Return each line that holds the word "Système".

** START Given data **

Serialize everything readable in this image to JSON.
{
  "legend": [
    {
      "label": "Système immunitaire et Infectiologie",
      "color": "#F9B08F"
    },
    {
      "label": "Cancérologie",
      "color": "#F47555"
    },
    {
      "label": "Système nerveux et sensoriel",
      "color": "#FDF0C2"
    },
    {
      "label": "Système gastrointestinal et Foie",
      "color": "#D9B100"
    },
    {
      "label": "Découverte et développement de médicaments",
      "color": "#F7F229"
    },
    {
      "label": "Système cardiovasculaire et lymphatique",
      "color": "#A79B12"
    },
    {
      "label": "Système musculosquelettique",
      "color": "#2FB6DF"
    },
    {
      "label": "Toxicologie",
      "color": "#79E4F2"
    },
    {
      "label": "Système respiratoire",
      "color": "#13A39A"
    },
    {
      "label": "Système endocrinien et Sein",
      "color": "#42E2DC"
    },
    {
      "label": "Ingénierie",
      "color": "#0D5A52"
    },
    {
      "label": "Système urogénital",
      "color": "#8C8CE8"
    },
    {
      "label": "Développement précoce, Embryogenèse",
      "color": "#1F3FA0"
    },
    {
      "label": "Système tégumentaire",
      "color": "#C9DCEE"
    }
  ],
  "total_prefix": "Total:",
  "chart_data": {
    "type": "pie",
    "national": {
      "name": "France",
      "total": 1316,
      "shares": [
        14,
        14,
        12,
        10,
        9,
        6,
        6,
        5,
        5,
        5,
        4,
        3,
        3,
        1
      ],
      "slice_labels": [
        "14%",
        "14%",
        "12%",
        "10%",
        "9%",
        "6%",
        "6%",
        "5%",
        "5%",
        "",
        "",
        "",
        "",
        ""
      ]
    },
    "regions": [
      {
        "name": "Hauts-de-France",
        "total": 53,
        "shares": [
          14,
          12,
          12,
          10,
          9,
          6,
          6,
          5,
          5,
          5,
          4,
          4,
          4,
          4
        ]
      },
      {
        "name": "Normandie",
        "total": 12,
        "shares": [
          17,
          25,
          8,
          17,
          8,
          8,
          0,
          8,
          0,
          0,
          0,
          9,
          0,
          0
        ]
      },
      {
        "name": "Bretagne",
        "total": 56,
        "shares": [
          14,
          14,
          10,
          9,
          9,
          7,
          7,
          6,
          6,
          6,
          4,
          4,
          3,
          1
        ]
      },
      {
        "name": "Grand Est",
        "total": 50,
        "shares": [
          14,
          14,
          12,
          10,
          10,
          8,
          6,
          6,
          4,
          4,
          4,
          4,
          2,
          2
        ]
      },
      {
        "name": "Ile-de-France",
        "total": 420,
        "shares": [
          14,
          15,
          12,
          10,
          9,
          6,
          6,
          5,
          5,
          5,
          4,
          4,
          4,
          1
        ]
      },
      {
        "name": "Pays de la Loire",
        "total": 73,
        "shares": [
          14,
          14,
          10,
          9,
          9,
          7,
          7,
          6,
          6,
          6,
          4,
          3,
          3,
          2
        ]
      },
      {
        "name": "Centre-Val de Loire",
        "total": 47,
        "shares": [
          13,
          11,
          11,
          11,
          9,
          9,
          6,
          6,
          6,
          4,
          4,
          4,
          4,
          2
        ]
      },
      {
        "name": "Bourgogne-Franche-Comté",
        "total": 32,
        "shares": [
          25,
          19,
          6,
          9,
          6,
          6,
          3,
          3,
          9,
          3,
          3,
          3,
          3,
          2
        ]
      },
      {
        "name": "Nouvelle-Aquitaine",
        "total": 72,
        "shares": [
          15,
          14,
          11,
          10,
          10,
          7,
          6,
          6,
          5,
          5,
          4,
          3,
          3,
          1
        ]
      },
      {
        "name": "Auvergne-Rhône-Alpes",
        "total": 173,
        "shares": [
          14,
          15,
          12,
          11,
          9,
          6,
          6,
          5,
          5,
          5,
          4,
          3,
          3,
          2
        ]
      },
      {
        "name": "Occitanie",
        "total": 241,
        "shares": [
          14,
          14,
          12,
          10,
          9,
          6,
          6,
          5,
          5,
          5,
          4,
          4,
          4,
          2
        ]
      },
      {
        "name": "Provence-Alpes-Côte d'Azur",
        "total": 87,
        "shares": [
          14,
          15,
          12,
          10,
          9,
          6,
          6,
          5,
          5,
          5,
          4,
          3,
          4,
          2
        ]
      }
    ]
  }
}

** END Given data **

*Exercise output*:
      "label": "Système immunitaire et Infectiologie",
      "label": "Système nerveux et sensoriel",
      "label": "Système gastrointestinal et Foie",
      "label": "Système cardiovasculaire et lymphatique",
      "label": "Système musculosquelettique",
      "label": "Système respiratoire",
      "label": "Système endocrinien et Sein",
      "label": "Système urogénital",
      "label": "Système tégumentaire",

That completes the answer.